• _GIVEN INSTRUCTION_
Repeat each record below exactly as given.

Stored data entries
★ ★ ★ ★
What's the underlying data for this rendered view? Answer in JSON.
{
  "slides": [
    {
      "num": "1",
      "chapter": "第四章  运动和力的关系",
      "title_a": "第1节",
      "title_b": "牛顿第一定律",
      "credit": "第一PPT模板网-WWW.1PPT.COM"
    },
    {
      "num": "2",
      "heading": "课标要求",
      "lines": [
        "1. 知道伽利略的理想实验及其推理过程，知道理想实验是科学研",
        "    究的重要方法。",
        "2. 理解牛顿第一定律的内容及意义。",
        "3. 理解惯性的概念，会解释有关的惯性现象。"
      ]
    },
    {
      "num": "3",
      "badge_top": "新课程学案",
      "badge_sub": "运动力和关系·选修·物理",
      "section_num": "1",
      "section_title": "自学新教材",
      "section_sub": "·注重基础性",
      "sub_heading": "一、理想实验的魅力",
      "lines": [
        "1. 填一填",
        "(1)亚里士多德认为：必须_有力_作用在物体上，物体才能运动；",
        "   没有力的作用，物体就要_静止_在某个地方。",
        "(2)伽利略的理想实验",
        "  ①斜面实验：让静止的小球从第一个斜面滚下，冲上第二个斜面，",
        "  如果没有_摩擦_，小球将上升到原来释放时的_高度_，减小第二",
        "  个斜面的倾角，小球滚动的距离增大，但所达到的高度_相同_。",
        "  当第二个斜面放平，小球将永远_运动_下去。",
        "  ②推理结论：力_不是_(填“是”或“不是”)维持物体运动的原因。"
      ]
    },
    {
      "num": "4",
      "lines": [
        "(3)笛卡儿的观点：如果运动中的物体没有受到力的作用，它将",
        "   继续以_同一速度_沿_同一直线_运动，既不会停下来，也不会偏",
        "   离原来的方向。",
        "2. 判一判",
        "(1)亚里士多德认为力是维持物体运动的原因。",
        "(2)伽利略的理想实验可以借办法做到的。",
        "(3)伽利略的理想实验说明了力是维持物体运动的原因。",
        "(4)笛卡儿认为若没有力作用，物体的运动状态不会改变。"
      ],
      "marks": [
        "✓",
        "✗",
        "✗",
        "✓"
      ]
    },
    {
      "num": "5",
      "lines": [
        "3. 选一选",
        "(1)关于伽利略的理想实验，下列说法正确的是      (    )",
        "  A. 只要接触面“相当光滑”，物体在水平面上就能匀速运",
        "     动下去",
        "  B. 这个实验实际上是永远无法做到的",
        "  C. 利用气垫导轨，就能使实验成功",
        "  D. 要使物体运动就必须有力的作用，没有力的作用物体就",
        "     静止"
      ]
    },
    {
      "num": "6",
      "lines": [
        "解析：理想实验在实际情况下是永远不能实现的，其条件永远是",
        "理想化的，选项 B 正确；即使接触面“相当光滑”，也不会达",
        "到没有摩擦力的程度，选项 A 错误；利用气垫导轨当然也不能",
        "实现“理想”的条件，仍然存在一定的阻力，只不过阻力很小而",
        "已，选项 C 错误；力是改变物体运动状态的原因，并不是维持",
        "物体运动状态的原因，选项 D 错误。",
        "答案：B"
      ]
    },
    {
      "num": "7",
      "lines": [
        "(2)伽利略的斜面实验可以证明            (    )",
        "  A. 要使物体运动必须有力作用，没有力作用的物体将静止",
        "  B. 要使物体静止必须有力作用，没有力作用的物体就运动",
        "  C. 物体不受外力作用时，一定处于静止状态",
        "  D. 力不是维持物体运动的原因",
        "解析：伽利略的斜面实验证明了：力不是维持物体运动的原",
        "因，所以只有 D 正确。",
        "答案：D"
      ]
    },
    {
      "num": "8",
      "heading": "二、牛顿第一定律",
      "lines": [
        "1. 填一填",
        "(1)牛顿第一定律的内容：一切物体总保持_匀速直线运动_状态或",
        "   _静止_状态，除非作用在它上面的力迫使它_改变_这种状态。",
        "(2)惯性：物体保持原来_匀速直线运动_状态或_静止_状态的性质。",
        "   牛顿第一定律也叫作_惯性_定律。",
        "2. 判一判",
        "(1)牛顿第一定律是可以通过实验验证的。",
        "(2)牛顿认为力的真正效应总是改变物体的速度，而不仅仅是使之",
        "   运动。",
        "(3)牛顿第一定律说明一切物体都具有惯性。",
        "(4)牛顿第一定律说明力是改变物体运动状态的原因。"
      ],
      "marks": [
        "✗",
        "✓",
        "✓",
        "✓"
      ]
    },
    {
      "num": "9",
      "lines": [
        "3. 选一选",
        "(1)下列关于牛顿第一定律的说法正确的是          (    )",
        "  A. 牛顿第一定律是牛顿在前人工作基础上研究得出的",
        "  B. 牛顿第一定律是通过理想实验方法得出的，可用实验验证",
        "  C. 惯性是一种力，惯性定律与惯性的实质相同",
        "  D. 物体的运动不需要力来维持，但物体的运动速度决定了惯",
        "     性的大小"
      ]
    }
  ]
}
★ ★ ★ ★
• _TASK ANSWER_
What's the underlying data for this rendered view? Answer in JSON.
{
  "slides": [
    {
      "num": "1",
      "chapter": "第四章  运动和力的关系",
      "title_a": "第1节",
      "title_b": "牛顿第一定律",
      "credit": "第一PPT模板网-WWW.1PPT.COM"
    },
    {
      "num": "2",
      "heading": "课标要求",
      "lines": [
        "1. 知道伽利略的理想实验及其推理过程，知道理想实验是科学研",
        "    究的重要方法。",
        "2. 理解牛顿第一定律的内容及意义。",
        "3. 理解惯性的概念，会解释有关的惯性现象。"
      ]
    },
    {
      "num": "3",
      "badge_top": "新课程学案",
      "badge_sub": "运动力和关系·选修·物理",
      "section_num": "1",
      "section_title": "自学新教材",
      "section_sub": "·注重基础性",
      "sub_heading": "一、理想实验的魅力",
      "lines": [
        "1. 填一填",
        "(1)亚里士多德认为：必须_有力_作用在物体上，物体才能运动；",
        "   没有力的作用，物体就要_静止_在某个地方。",
        "(2)伽利略的理想实验",
        "  ①斜面实验：让静止的小球从第一个斜面滚下，冲上第二个斜面，",
        "  如果没有_摩擦_，小球将上升到原来释放时的_高度_，减小第二",
        "  个斜面的倾角，小球滚动的距离增大，但所达到的高度_相同_。",
        "  当第二个斜面放平，小球将永远_运动_下去。",
        "  ②推理结论：力_不是_(填“是”或“不是”)维持物体运动的原因。"
      ]
    },
    {
      "num": "4",
      "lines": [
        "(3)笛卡儿的观点：如果运动中的物体没有受到力的作用，它将",
        "   继续以_同一速度_沿_同一直线_运动，既不会停下来，也不会偏",
        "   离原来的方向。",
        "2. 判一判",
        "(1)亚里士多德认为力是维持物体运动的原因。",
        "(2)伽利略的理想实验可以借办法做到的。",
        "(3)伽利略的理想实验说明了力是维持物体运动的原因。",
        "(4)笛卡儿认为若没有力作用，物体的运动状态不会改变。"
      ],
      "marks": [
        "✓",
        "✗",
        "✗",
        "✓"
      ]
    },
    {
      "num": "5",
      "lines": [
        "3. 选一选",
        "(1)关于伽利略的理想实验，下列说法正确的是      (    )",
        "  A. 只要接触面“相当光滑”，物体在水平面上就能匀速运",
        "     动下去",
        "  B. 这个实验实际上是永远无法做到的",
        "  C. 利用气垫导轨，就能使实验成功",
        "  D. 要使物体运动就必须有力的作用，没有力的作用物体就",
        "     静止"
      ]
    },
    {
      "num": "6",
      "lines": [
        "解析：理想实验在实际情况下是永远不能实现的，其条件永远是",
        "理想化的，选项 B 正确；即使接触面“相当光滑”，也不会达",
        "到没有摩擦力的程度，选项 A 错误；利用气垫导轨当然也不能",
        "实现“理想”的条件，仍然存在一定的阻力，只不过阻力很小而",
        "已，选项 C 错误；力是改变物体运动状态的原因，并不是维持",
        "物体运动状态的原因，选项 D 错误。",
        "答案：B"
      ]
    },
    {
      "num": "7",
      "lines": [
        "(2)伽利略的斜面实验可以证明            (    )",
        "  A. 要使物体运动必须有力作用，没有力作用的物体将静止",
        "  B. 要使物体静止必须有力作用，没有力作用的物体就运动",
        "  C. 物体不受外力作用时，一定处于静止状态",
        "  D. 力不是维持物体运动的原因",
        "解析：伽利略的斜面实验证明了：力不是维持物体运动的原",
        "因，所以只有 D 正确。",
        "答案：D"
      ]
    },
    {
      "num": "8",
      "heading": "二、牛顿第一定律",
      "lines": [
        "1. 填一填",
        "(1)牛顿第一定律的内容：一切物体总保持_匀速直线运动_状态或",
        "   _静止_状态，除非作用在它上面的力迫使它_改变_这种状态。",
        "(2)惯性：物体保持原来_匀速直线运动_状态或_静止_状态的性质。",
        "   牛顿第一定律也叫作_惯性_定律。",
        "2. 判一判",
        "(1)牛顿第一定律是可以通过实验验证的。",
        "(2)牛顿认为力的真正效应总是改变物体的速度，而不仅仅是使之",
        "   运动。",
        "(3)牛顿第一定律说明一切物体都具有惯性。",
        "(4)牛顿第一定律说明力是改变物体运动状态的原因。"
      ],
      "marks": [
        "✗",
        "✓",
        "✓",
        "✓"
      ]
    },
    {
      "num": "9",
      "lines": [
        "3. 选一选",
        "(1)下列关于牛顿第一定律的说法正确的是          (    )",
        "  A. 牛顿第一定律是牛顿在前人工作基础上研究得出的",
        "  B. 牛顿第一定律是通过理想实验方法得出的，可用实验验证",
        "  C. 惯性是一种力，惯性定律与惯性的实质相同",
        "  D. 物体的运动不需要力来维持，但物体的运动速度决定了惯",
        "     性的大小"
      ]
    }
  ]
}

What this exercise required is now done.